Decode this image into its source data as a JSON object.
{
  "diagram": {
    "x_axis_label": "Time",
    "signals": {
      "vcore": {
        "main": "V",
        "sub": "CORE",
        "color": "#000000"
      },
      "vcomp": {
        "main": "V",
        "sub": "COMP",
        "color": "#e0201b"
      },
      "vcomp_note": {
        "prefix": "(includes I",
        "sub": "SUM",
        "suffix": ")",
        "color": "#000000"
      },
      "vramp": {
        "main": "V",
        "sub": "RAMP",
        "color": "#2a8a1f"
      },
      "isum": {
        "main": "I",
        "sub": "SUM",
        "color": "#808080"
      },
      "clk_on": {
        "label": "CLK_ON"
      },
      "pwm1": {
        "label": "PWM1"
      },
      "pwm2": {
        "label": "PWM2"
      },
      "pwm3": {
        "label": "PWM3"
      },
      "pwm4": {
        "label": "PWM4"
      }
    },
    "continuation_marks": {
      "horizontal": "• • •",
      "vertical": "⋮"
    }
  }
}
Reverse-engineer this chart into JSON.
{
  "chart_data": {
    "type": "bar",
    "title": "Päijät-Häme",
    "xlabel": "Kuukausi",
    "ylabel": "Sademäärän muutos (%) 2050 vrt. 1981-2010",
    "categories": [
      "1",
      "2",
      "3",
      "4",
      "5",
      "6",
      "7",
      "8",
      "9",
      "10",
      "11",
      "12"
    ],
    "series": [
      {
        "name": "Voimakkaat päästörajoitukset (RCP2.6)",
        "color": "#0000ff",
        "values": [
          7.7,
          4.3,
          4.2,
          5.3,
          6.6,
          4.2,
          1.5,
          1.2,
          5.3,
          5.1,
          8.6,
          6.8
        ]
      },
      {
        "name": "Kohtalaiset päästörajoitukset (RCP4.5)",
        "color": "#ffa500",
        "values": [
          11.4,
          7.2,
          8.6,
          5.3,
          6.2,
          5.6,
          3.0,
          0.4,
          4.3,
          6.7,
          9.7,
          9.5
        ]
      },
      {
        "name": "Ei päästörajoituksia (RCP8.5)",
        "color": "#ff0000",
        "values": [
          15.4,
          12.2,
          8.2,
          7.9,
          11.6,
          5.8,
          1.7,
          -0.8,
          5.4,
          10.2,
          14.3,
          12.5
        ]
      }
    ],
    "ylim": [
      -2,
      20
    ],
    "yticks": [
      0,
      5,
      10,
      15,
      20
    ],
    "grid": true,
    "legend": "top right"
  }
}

◇ ◇ ◇ ◇

SHORT TASK =
Return all lines containing "into".

TASK SOLUTION =
Decode this image into its source data as a JSON object.
Reverse-engineer this chart into JSON.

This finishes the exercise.